> Task prompt:
Locate every line below that contains the word "strong" and copy it.

> Information supplied:
========================================
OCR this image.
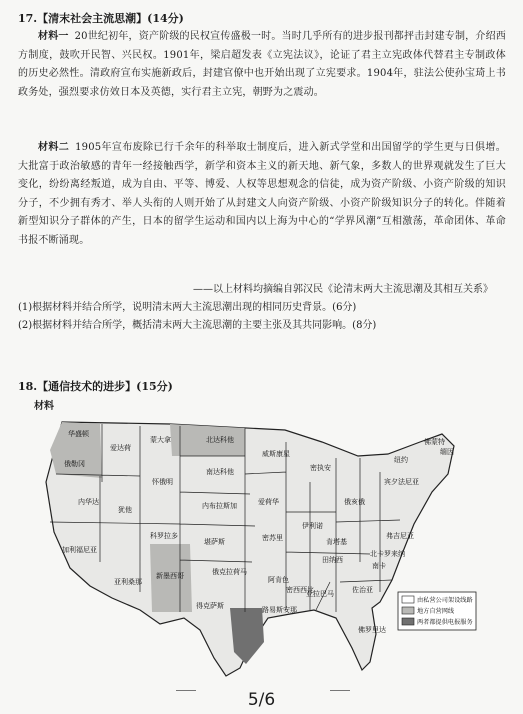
17.【清末社会主流思潮】(14分)
材料一 20世纪初年，资产阶级的民权宣传盛极一时。当时几乎所有的进步报刊都抨击封建专制，介绍西方制度，鼓吹开民智、兴民权。1901年，梁启超发表《立宪法议》，论证了君主立宪政体代替君主专制政体的历史必然性。清政府宣布实施新政后，封建官僚中也开始出现了立宪要求。1904年，驻法公使孙宝琦上书政务处，强烈要求仿效日本及英德，实行君主立宪，朝野为之震动。
材料二 1905年宣布废除已行千余年的科举取士制度后，进入新式学堂和出国留学的学生更与日俱增。大批富于政治敏感的青年一经接触西学，新学和资本主义的新天地、新气象，多数人的世界观就发生了巨大变化，纷纷离经叛道，成为自由、平等、博爱、人权等思想观念的信徒，成为资产阶级、小资产阶级的知识分子，不少拥有秀才、举人头衔的人则开始了从封建文人向资产阶级、小资产阶级知识分子的转化。伴随着新型知识分子群体的产生，日本的留学生运动和国内以上海为中心的“学界风潮”互相激荡，革命团体、革命书报不断涌现。
——以上材料均摘编自郭汉民《论清末两大主流思潮及其相互关系》
(1)根据材料并结合所学，说明清末两大主流思潮出现的相同历史背景。(6分)
(2)根据材料并结合所学，概括清末两大主流思潮的主要主张及其共同影响。(8分)
18.【通信技术的进步】(15分)
材料
由私营公司架设线路
地方自营网线
两者都提供电报服务
华盛顿
俄勒冈
爱达荷
蒙大拿	北达科他
内华达
犹他
怀俄明
南达科他
威斯康星
加利福尼亚
科罗拉多
内布拉斯加	爱荷华
密执安
亚利桑那
新墨西哥
堪萨斯	密苏里
伊利诺
俄亥俄
宾夕法尼亚
纽约
佛蒙特
缅因
俄克拉荷马
阿肯色
田纳西
肯塔基
弗吉尼亚
北卡罗来纳
南卡
佐治亚
亚拉巴马
密西西比
路易斯安那
得克萨斯
佛罗里达
5/6
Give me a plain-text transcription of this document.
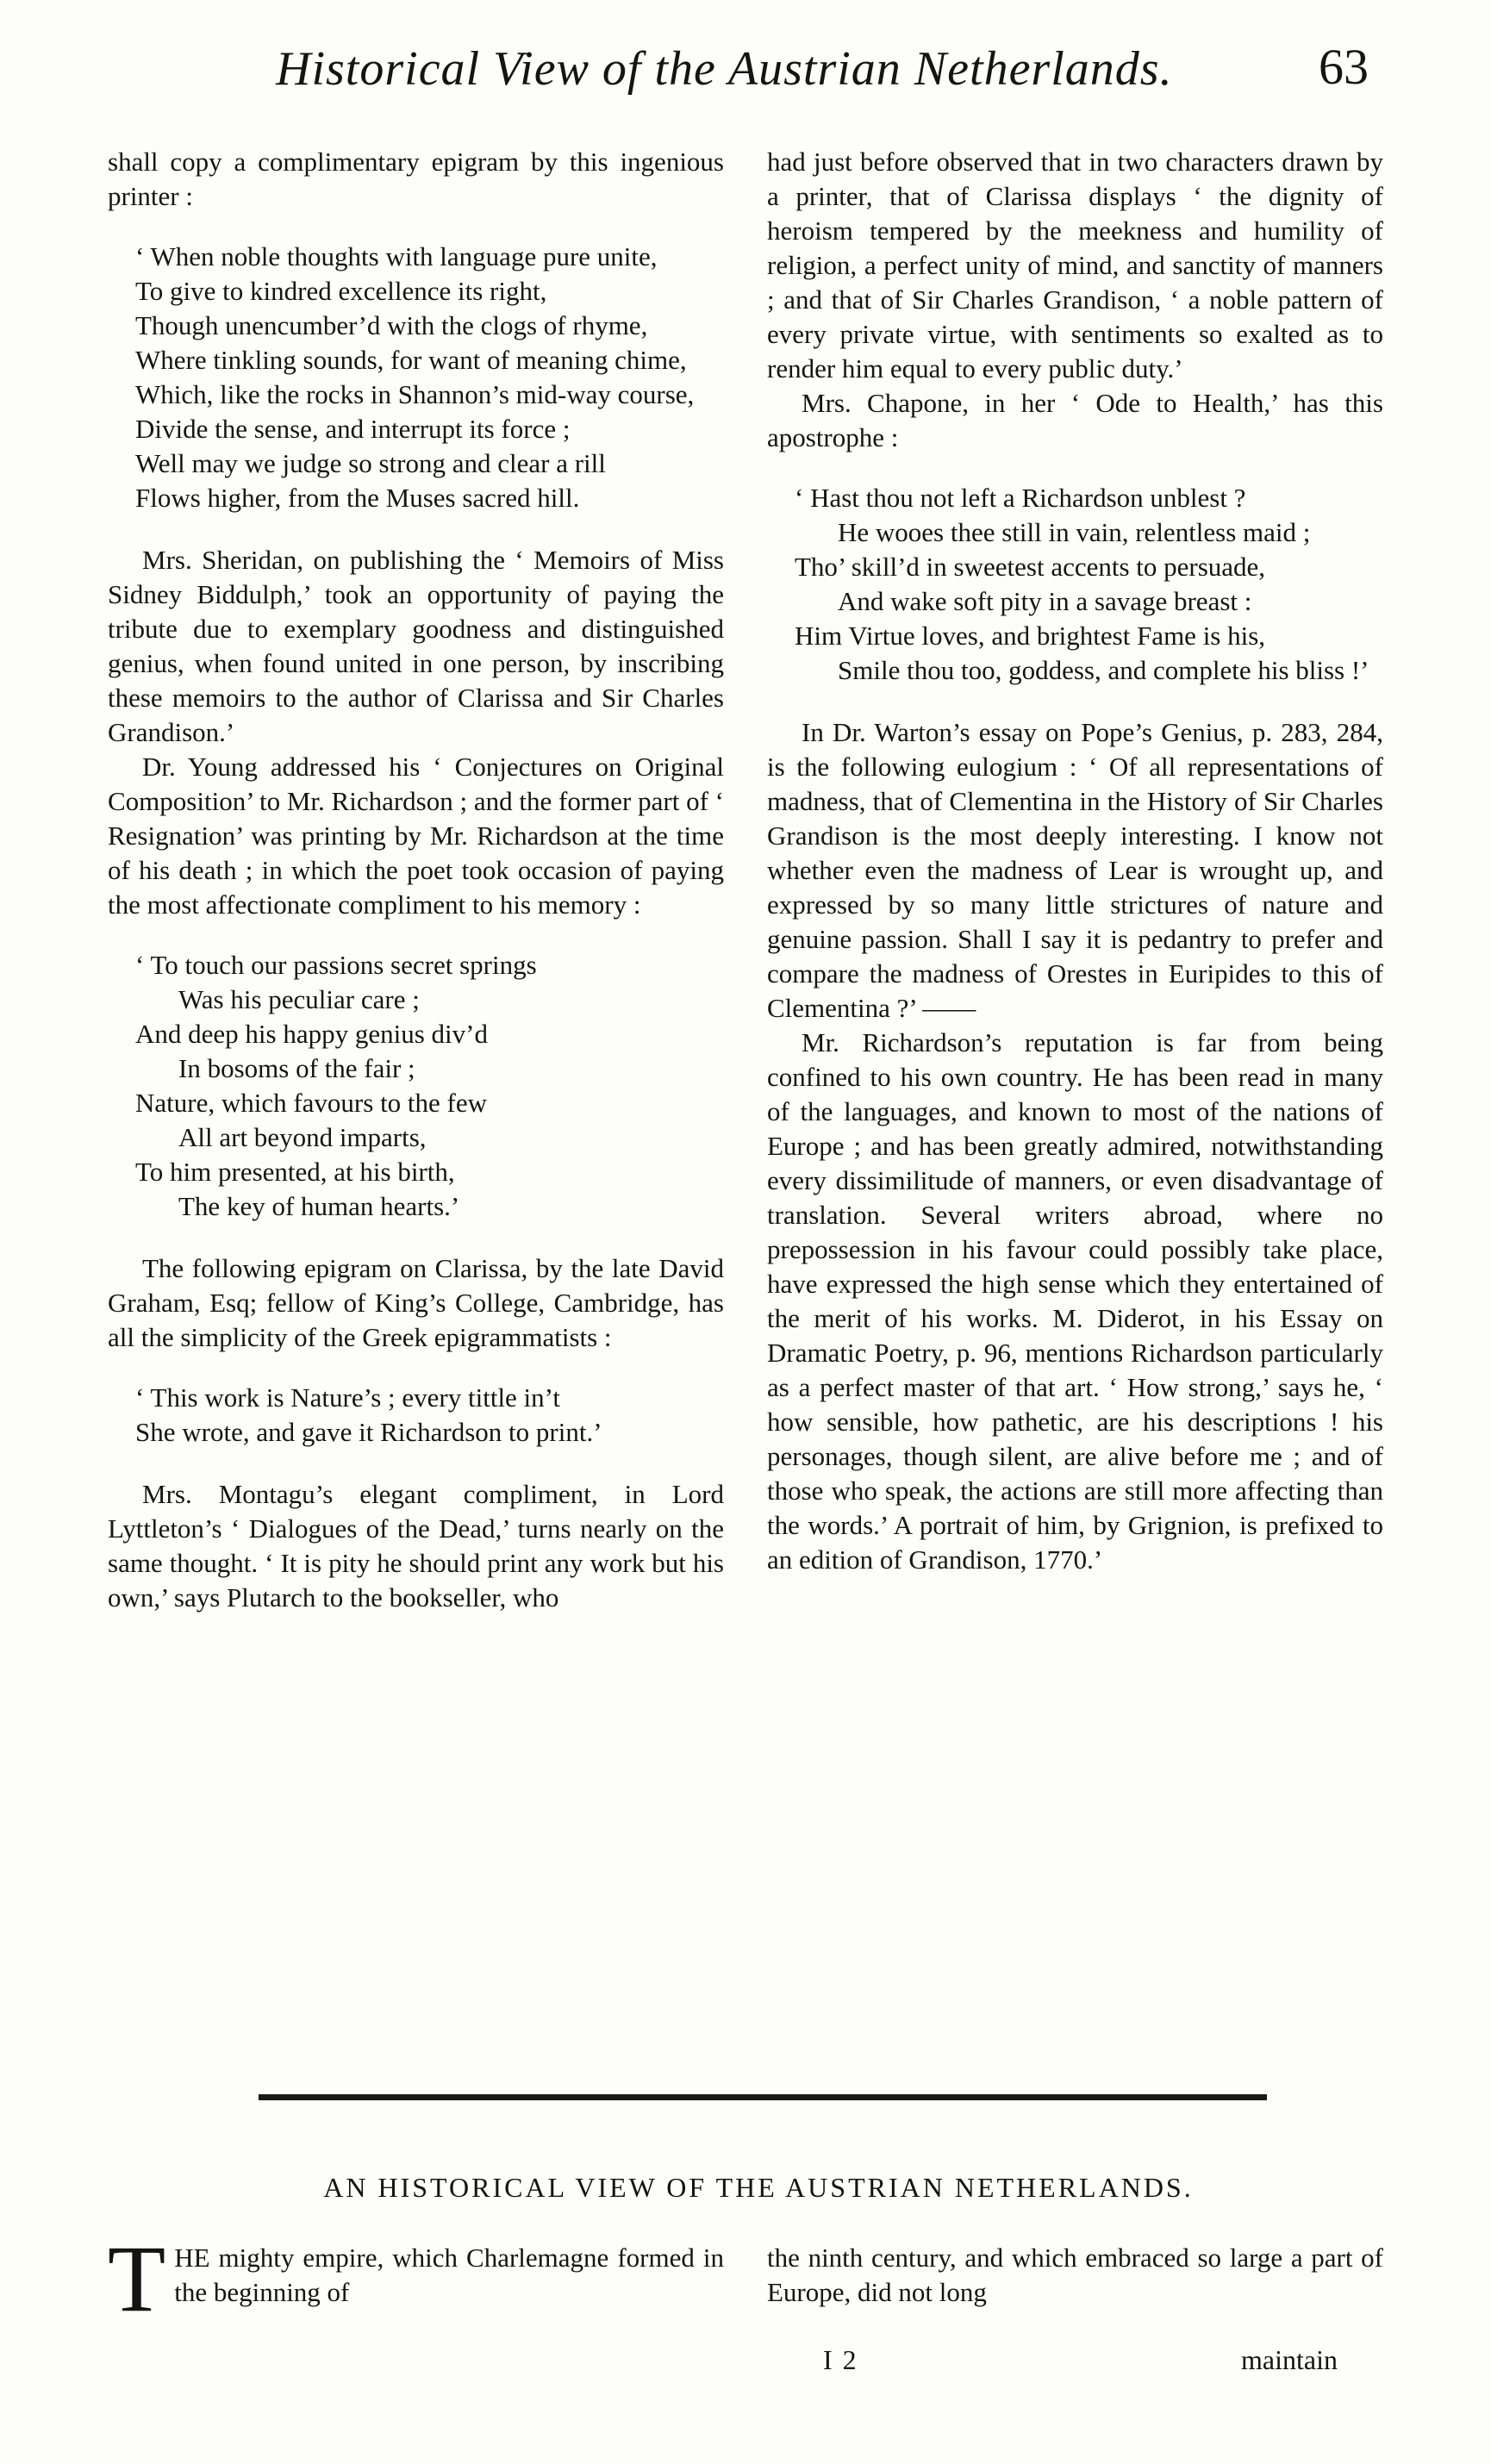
Historical View of the Austrian Netherlands.	63

shall copy a complimentary epigram by this ingenious printer :

‘ When noble thoughts with language pure unite,
To give to kindred excellence its right,
Though unencumber’d with the clogs of rhyme,
Where tinkling sounds, for want of meaning chime,
Which, like the rocks in Shannon’s mid-way course,
Divide the sense, and interrupt its force ;
Well may we judge so strong and clear a rill
Flows higher, from the Muses sacred hill.

Mrs. Sheridan, on publishing the ‘ Memoirs of Miss Sidney Biddulph,’ took an opportunity of paying the tribute due to exemplary goodness and distinguished genius, when found united in one person, by inscribing these memoirs to the author of Clarissa and Sir Charles Grandison.’

Dr. Young addressed his ‘ Conjectures on Original Composition’ to Mr. Richardson ; and the former part of ‘ Resignation’ was printing by Mr. Richardson at the time of his death ; in which the poet took occasion of paying the most affectionate compliment to his memory :

‘ To touch our passions secret springs
Was his peculiar care ;
And deep his happy genius div’d
In bosoms of the fair ;
Nature, which favours to the few
All art beyond imparts,
To him presented, at his birth,
The key of human hearts.’

The following epigram on Clarissa, by the late David Graham, Esq; fellow of King’s College, Cambridge, has all the simplicity of the Greek epigrammatists :

‘ This work is Nature’s ; every tittle in’t
She wrote, and gave it Richardson to print.’

Mrs. Montagu’s elegant compliment, in Lord Lyttleton’s ‘ Dialogues of the Dead,’ turns nearly on the same thought. ‘ It is pity he should print any work but his own,’ says Plutarch to the bookseller, who

had just before observed that in two characters drawn by a printer, that of Clarissa displays ‘ the dignity of heroism tempered by the meekness and humility of religion, a perfect unity of mind, and sanctity of manners ; and that of Sir Charles Grandison, ‘ a noble pattern of every private virtue, with sentiments so exalted as to render him equal to every public duty.’

Mrs. Chapone, in her ‘ Ode to Health,’ has this apostrophe :

‘ Hast thou not left a Richardson unblest ?
He wooes thee still in vain, relentless maid ;
Tho’ skill’d in sweetest accents to persuade,
And wake soft pity in a savage breast :
Him Virtue loves, and brightest Fame is his,
Smile thou too, goddess, and complete his bliss !’

In Dr. Warton’s essay on Pope’s Genius, p. 283, 284, is the following eulogium : ‘ Of all representations of madness, that of Clementina in the History of Sir Charles Grandison is the most deeply interesting. I know not whether even the madness of Lear is wrought up, and expressed by so many little strictures of nature and genuine passion. Shall I say it is pedantry to prefer and compare the madness of Orestes in Euripides to this of Clementina ?’ ——

Mr. Richardson’s reputation is far from being confined to his own country. He has been read in many of the languages, and known to most of the nations of Europe ; and has been greatly admired, notwithstanding every dissimilitude of manners, or even disadvantage of translation. Several writers abroad, where no prepossession in his favour could possibly take place, have expressed the high sense which they entertained of the merit of his works. M. Diderot, in his Essay on Dramatic Poetry, p. 96, mentions Richardson particularly as a perfect master of that art. ‘ How strong,’ says he, ‘ how sensible, how pathetic, are his descriptions ! his personages, though silent, are alive before me ; and of those who speak, the actions are still more affecting than the words.’ A portrait of him, by Grignion, is prefixed to an edition of Grandison, 1770.’

AN HISTORICAL VIEW OF THE AUSTRIAN NETHERLANDS.

T HE mighty empire, which Charlemagne formed in the beginning of

the ninth century, and which embraced so large a part of Europe, did not long

I 2	maintain
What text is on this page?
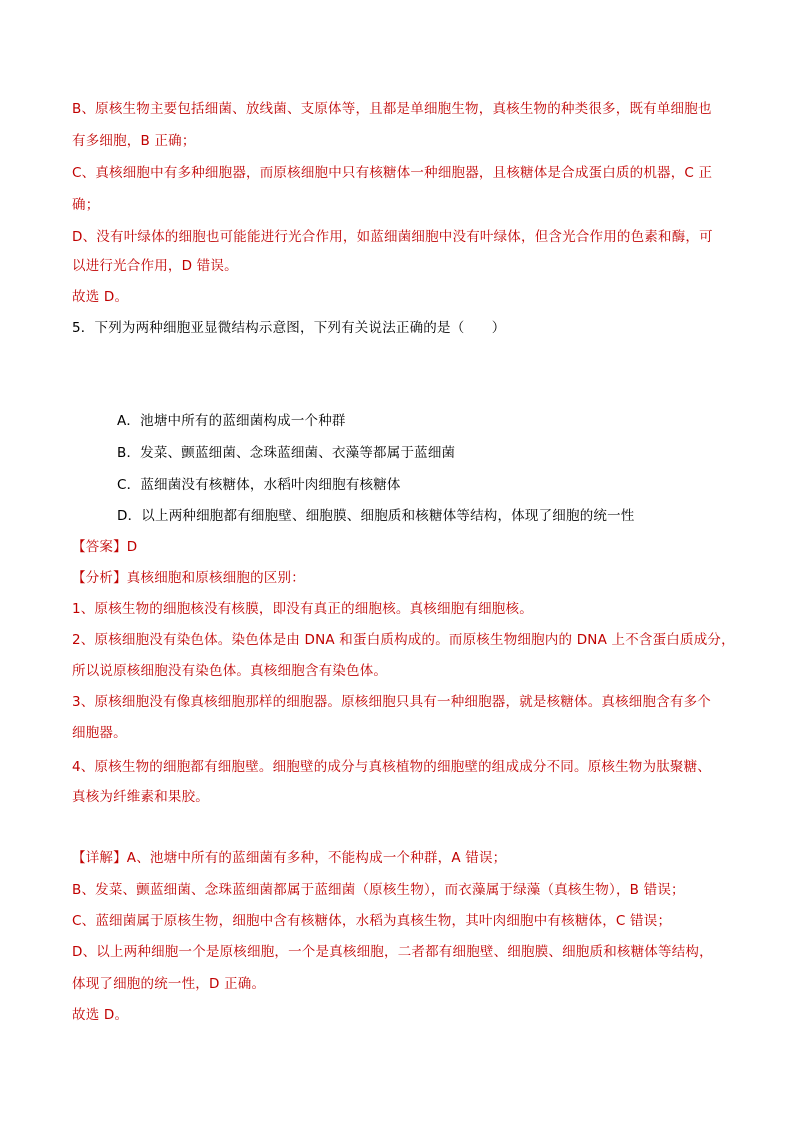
B、原核生物主要包括细菌、放线菌、支原体等，且都是单细胞生物，真核生物的种类很多，既有单细胞也
有多细胞，B 正确；
C、真核细胞中有多种细胞器，而原核细胞中只有核糖体一种细胞器，且核糖体是合成蛋白质的机器，C 正
确；
D、没有叶绿体的细胞也可能能进行光合作用，如蓝细菌细胞中没有叶绿体，但含光合作用的色素和酶，可
以进行光合作用，D 错误。
故选 D。
5．下列为两种细胞亚显微结构示意图，下列有关说法正确的是（　　）
A．池塘中所有的蓝细菌构成一个种群
B．发菜、颤蓝细菌、念珠蓝细菌、衣藻等都属于蓝细菌
C．蓝细菌没有核糖体，水稻叶肉细胞有核糖体
D．以上两种细胞都有细胞壁、细胞膜、细胞质和核糖体等结构，体现了细胞的统一性
【答案】D
【分析】真核细胞和原核细胞的区别：
1、原核生物的细胞核没有核膜，即没有真正的细胞核。真核细胞有细胞核。
2、原核细胞没有染色体。染色体是由 DNA 和蛋白质构成的。而原核生物细胞内的 DNA 上不含蛋白质成分，
所以说原核细胞没有染色体。真核细胞含有染色体。
3、原核细胞没有像真核细胞那样的细胞器。原核细胞只具有一种细胞器，就是核糖体。真核细胞含有多个
细胞器。
4、原核生物的细胞都有细胞壁。细胞壁的成分与真核植物的细胞壁的组成成分不同。原核生物为肽聚糖、
真核为纤维素和果胶。
【详解】A、池塘中所有的蓝细菌有多种，不能构成一个种群，A 错误；
B、发菜、颤蓝细菌、念珠蓝细菌都属于蓝细菌（原核生物），而衣藻属于绿藻（真核生物），B 错误；
C、蓝细菌属于原核生物，细胞中含有核糖体，水稻为真核生物，其叶肉细胞中有核糖体，C 错误；
D、以上两种细胞一个是原核细胞，一个是真核细胞，二者都有细胞壁、细胞膜、细胞质和核糖体等结构，
体现了细胞的统一性，D 正确。
故选 D。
========================================
> Written reply:
Well may we judge so strong and clear a rill
Mr. Richardson’s reputation is far from being confined to his own country. He has been read in many of the languages, and known to most of the nations of Europe ; and has been greatly admired, notwithstanding every dissimilitude of manners, or even disadvantage of translation. Several writers abroad, where no prepossession in his favour could possibly take place, have expressed the high sense which they entertained of the merit of his works. M. Diderot, in his Essay on Dramatic Poetry, p. 96, mentions Richardson particularly as a perfect master of that art. ‘ How strong,’ says he, ‘ how sensible, how pathetic, are his descriptions ! his personages, though silent, are alive before me ; and of those who speak, the actions are still more affecting than the words.’ A portrait of him, by Grignion, is prefixed to an edition of Grandison, 1770.’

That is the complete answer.